● **JOB**: Produce a verbatim copy of the entries listed below.
▼
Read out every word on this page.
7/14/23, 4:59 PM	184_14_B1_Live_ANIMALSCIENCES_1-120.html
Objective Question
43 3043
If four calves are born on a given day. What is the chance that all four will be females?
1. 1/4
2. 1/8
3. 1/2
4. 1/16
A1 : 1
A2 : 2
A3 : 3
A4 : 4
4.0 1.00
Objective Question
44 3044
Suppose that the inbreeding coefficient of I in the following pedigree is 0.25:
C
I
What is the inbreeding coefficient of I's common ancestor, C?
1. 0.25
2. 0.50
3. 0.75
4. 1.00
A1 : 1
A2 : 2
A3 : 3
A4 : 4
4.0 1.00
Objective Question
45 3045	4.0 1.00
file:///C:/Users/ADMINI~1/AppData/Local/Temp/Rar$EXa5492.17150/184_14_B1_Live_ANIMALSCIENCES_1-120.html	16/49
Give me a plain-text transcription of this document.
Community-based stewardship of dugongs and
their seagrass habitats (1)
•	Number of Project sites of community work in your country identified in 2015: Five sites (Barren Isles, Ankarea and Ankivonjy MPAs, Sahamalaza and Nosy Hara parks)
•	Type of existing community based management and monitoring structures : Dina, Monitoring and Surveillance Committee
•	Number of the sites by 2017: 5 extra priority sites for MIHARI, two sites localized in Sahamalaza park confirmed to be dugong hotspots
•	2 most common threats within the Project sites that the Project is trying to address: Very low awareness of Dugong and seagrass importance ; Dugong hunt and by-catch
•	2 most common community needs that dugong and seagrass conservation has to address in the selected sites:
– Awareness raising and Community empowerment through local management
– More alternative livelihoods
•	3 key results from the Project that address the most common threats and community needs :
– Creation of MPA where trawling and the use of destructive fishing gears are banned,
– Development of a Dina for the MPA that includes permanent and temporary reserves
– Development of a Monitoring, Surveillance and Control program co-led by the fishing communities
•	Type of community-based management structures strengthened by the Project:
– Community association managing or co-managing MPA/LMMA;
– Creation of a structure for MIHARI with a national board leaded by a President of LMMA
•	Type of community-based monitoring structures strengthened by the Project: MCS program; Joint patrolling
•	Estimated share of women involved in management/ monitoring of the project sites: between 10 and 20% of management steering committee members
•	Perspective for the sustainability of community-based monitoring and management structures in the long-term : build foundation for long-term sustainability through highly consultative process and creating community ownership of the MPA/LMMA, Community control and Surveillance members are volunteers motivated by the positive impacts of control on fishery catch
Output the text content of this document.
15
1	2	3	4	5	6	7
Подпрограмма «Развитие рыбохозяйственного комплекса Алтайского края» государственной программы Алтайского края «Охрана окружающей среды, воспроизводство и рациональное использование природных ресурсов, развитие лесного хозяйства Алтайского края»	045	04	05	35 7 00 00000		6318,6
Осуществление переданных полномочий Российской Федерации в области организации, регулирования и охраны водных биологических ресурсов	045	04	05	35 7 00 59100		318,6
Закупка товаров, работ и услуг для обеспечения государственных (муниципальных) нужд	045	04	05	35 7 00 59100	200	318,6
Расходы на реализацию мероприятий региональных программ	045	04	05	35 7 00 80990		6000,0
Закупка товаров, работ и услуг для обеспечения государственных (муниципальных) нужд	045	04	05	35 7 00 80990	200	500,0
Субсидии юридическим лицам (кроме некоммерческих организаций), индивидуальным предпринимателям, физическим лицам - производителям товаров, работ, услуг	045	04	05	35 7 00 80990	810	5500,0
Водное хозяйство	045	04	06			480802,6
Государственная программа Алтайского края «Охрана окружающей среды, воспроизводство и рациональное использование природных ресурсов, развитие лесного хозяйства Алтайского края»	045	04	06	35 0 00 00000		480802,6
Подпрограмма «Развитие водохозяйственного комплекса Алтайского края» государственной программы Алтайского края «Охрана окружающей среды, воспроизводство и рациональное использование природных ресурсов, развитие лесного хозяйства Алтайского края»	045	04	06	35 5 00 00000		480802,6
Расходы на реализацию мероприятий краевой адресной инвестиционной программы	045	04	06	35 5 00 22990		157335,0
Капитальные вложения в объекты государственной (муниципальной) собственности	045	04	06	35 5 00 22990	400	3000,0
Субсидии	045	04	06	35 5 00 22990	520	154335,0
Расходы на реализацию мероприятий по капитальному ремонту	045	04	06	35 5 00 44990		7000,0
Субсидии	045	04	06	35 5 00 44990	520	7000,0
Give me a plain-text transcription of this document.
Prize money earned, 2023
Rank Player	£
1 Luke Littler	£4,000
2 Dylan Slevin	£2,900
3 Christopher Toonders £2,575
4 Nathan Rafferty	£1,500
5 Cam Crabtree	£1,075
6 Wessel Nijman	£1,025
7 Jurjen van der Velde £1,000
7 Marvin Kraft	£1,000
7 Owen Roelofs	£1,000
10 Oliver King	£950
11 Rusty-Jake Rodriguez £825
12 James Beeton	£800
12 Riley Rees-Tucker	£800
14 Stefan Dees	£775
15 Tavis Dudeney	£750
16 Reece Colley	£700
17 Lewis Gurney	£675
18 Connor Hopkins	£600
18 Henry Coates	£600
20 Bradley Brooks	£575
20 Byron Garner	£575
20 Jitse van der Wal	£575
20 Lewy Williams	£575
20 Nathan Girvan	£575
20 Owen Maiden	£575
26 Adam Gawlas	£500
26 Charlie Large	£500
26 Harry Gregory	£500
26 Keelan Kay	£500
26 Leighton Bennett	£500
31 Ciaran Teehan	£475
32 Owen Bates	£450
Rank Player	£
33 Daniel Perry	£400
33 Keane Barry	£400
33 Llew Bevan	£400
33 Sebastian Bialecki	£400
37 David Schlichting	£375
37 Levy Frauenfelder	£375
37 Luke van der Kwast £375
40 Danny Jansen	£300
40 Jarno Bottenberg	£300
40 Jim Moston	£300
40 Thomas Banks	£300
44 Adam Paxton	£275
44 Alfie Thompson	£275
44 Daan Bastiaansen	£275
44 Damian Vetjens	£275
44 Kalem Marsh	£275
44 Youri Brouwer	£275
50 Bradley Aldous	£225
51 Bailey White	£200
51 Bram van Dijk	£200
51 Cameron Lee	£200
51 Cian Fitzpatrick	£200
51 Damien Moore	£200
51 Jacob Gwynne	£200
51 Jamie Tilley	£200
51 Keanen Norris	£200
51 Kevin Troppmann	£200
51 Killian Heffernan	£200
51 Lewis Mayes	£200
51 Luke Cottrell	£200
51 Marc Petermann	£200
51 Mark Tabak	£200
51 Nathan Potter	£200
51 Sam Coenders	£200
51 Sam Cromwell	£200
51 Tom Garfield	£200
▲
● **SOLUTION FOR THIS TASK**:
Read out every word on this page.
7/14/23, 4:59 PM	184_14_B1_Live_ANIMALSCIENCES_1-120.html
Objective Question
43 3043
If four calves are born on a given day. What is the chance that all four will be females?
1. 1/4
2. 1/8
3. 1/2
4. 1/16
A1 : 1
A2 : 2
A3 : 3
A4 : 4
4.0 1.00
Objective Question
44 3044
Suppose that the inbreeding coefficient of I in the following pedigree is 0.25:
C
I
What is the inbreeding coefficient of I's common ancestor, C?
1. 0.25
2. 0.50
3. 0.75
4. 1.00
A1 : 1
A2 : 2
A3 : 3
A4 : 4
4.0 1.00
Objective Question
45 3045	4.0 1.00
file:///C:/Users/ADMINI~1/AppData/Local/Temp/Rar$EXa5492.17150/184_14_B1_Live_ANIMALSCIENCES_1-120.html	16/49
Give me a plain-text transcription of this document.
Community-based stewardship of dugongs and
their seagrass habitats (1)
•	Number of Project sites of community work in your country identified in 2015: Five sites (Barren Isles, Ankarea and Ankivonjy MPAs, Sahamalaza and Nosy Hara parks)
•	Type of existing community based management and monitoring structures : Dina, Monitoring and Surveillance Committee
•	Number of the sites by 2017: 5 extra priority sites for MIHARI, two sites localized in Sahamalaza park confirmed to be dugong hotspots
•	2 most common threats within the Project sites that the Project is trying to address: Very low awareness of Dugong and seagrass importance ; Dugong hunt and by-catch
•	2 most common community needs that dugong and seagrass conservation has to address in the selected sites:
– Awareness raising and Community empowerment through local management
– More alternative livelihoods
•	3 key results from the Project that address the most common threats and community needs :
– Creation of MPA where trawling and the use of destructive fishing gears are banned,
– Development of a Dina for the MPA that includes permanent and temporary reserves
– Development of a Monitoring, Surveillance and Control program co-led by the fishing communities
•	Type of community-based management structures strengthened by the Project:
– Community association managing or co-managing MPA/LMMA;
– Creation of a structure for MIHARI with a national board leaded by a President of LMMA
•	Type of community-based monitoring structures strengthened by the Project: MCS program; Joint patrolling
•	Estimated share of women involved in management/ monitoring of the project sites: between 10 and 20% of management steering committee members
•	Perspective for the sustainability of community-based monitoring and management structures in the long-term : build foundation for long-term sustainability through highly consultative process and creating community ownership of the MPA/LMMA, Community control and Surveillance members are volunteers motivated by the positive impacts of control on fishery catch
Output the text content of this document.
15
1	2	3	4	5	6	7
Подпрограмма «Развитие рыбохозяйственного комплекса Алтайского края» государственной программы Алтайского края «Охрана окружающей среды, воспроизводство и рациональное использование природных ресурсов, развитие лесного хозяйства Алтайского края»	045	04	05	35 7 00 00000		6318,6
Осуществление переданных полномочий Российской Федерации в области организации, регулирования и охраны водных биологических ресурсов	045	04	05	35 7 00 59100		318,6
Закупка товаров, работ и услуг для обеспечения государственных (муниципальных) нужд	045	04	05	35 7 00 59100	200	318,6
Расходы на реализацию мероприятий региональных программ	045	04	05	35 7 00 80990		6000,0
Закупка товаров, работ и услуг для обеспечения государственных (муниципальных) нужд	045	04	05	35 7 00 80990	200	500,0
Субсидии юридическим лицам (кроме некоммерческих организаций), индивидуальным предпринимателям, физическим лицам - производителям товаров, работ, услуг	045	04	05	35 7 00 80990	810	5500,0
Водное хозяйство	045	04	06			480802,6
Государственная программа Алтайского края «Охрана окружающей среды, воспроизводство и рациональное использование природных ресурсов, развитие лесного хозяйства Алтайского края»	045	04	06	35 0 00 00000		480802,6
Подпрограмма «Развитие водохозяйственного комплекса Алтайского края» государственной программы Алтайского края «Охрана окружающей среды, воспроизводство и рациональное использование природных ресурсов, развитие лесного хозяйства Алтайского края»	045	04	06	35 5 00 00000		480802,6
Расходы на реализацию мероприятий краевой адресной инвестиционной программы	045	04	06	35 5 00 22990		157335,0
Капитальные вложения в объекты государственной (муниципальной) собственности	045	04	06	35 5 00 22990	400	3000,0
Субсидии	045	04	06	35 5 00 22990	520	154335,0
Расходы на реализацию мероприятий по капитальному ремонту	045	04	06	35 5 00 44990		7000,0
Субсидии	045	04	06	35 5 00 44990	520	7000,0
Give me a plain-text transcription of this document.
Prize money earned, 2023
Rank Player	£
1 Luke Littler	£4,000
2 Dylan Slevin	£2,900
3 Christopher Toonders £2,575
4 Nathan Rafferty	£1,500
5 Cam Crabtree	£1,075
6 Wessel Nijman	£1,025
7 Jurjen van der Velde £1,000
7 Marvin Kraft	£1,000
7 Owen Roelofs	£1,000
10 Oliver King	£950
11 Rusty-Jake Rodriguez £825
12 James Beeton	£800
12 Riley Rees-Tucker	£800
14 Stefan Dees	£775
15 Tavis Dudeney	£750
16 Reece Colley	£700
17 Lewis Gurney	£675
18 Connor Hopkins	£600
18 Henry Coates	£600
20 Bradley Brooks	£575
20 Byron Garner	£575
20 Jitse van der Wal	£575
20 Lewy Williams	£575
20 Nathan Girvan	£575
20 Owen Maiden	£575
26 Adam Gawlas	£500
26 Charlie Large	£500
26 Harry Gregory	£500
26 Keelan Kay	£500
26 Leighton Bennett	£500
31 Ciaran Teehan	£475
32 Owen Bates	£450
Rank Player	£
33 Daniel Perry	£400
33 Keane Barry	£400
33 Llew Bevan	£400
33 Sebastian Bialecki	£400
37 David Schlichting	£375
37 Levy Frauenfelder	£375
37 Luke van der Kwast £375
40 Danny Jansen	£300
40 Jarno Bottenberg	£300
40 Jim Moston	£300
40 Thomas Banks	£300
44 Adam Paxton	£275
44 Alfie Thompson	£275
44 Daan Bastiaansen	£275
44 Damian Vetjens	£275
44 Kalem Marsh	£275
44 Youri Brouwer	£275
50 Bradley Aldous	£225
51 Bailey White	£200
51 Bram van Dijk	£200
51 Cameron Lee	£200
51 Cian Fitzpatrick	£200
51 Damien Moore	£200
51 Jacob Gwynne	£200
51 Jamie Tilley	£200
51 Keanen Norris	£200
51 Kevin Troppmann	£200
51 Killian Heffernan	£200
51 Lewis Mayes	£200
51 Luke Cottrell	£200
51 Marc Petermann	£200
51 Mark Tabak	£200
51 Nathan Potter	£200
51 Sam Coenders	£200
51 Sam Cromwell	£200
51 Tom Garfield	£200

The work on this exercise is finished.